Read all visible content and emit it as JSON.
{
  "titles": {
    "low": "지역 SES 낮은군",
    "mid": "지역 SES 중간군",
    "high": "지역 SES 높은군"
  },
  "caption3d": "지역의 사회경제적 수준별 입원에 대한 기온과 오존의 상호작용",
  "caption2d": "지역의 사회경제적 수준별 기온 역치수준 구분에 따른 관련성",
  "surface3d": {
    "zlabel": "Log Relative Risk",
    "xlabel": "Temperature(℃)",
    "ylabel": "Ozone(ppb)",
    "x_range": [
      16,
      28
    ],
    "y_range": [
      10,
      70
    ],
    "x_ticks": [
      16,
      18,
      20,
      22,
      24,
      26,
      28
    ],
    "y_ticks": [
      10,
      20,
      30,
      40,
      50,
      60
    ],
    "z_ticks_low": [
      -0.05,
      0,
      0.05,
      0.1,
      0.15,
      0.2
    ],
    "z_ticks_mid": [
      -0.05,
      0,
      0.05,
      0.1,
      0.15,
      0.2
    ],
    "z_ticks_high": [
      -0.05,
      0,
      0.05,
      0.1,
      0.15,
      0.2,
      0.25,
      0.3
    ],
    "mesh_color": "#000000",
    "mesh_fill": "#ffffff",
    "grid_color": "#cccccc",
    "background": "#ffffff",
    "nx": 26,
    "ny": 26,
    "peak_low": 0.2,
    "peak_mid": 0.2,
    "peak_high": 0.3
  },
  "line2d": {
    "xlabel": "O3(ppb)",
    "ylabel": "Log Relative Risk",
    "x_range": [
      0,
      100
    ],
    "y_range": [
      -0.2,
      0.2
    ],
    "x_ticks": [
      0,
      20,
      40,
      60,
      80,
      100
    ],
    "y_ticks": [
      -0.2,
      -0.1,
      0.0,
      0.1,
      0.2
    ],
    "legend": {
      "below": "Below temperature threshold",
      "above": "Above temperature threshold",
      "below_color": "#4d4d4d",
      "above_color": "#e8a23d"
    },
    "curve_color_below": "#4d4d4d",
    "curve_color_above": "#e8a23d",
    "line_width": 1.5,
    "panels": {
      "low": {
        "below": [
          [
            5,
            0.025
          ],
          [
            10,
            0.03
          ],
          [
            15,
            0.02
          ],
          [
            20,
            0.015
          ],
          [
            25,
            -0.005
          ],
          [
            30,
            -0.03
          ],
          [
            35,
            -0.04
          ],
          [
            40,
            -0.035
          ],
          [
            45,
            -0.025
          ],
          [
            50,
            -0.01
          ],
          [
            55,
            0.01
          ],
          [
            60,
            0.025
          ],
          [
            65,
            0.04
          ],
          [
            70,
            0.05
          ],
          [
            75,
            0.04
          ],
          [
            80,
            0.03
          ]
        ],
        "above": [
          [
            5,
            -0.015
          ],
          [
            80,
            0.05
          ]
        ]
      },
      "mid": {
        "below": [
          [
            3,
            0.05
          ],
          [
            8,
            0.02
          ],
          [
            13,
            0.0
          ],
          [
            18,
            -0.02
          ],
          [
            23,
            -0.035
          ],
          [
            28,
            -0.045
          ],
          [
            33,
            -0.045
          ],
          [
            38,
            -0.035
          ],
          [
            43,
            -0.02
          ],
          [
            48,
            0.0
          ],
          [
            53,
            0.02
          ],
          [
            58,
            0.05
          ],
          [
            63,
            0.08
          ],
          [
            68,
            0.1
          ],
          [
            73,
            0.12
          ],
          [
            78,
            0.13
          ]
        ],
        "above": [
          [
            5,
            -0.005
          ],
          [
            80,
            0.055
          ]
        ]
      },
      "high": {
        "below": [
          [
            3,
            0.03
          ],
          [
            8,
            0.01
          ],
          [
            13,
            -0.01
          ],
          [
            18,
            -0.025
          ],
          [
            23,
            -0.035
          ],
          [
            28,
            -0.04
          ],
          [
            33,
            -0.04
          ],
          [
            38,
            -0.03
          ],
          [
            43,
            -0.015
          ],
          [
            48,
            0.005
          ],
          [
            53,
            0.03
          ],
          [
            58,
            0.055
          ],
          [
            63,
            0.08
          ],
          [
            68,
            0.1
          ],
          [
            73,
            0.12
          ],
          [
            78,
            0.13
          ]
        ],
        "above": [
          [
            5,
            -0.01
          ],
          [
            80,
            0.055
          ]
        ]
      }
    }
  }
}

- **The exercise**: For the entries above, count the lines that contain the string "ffffff", and state that number without further comment.

- **Worked answer**: 2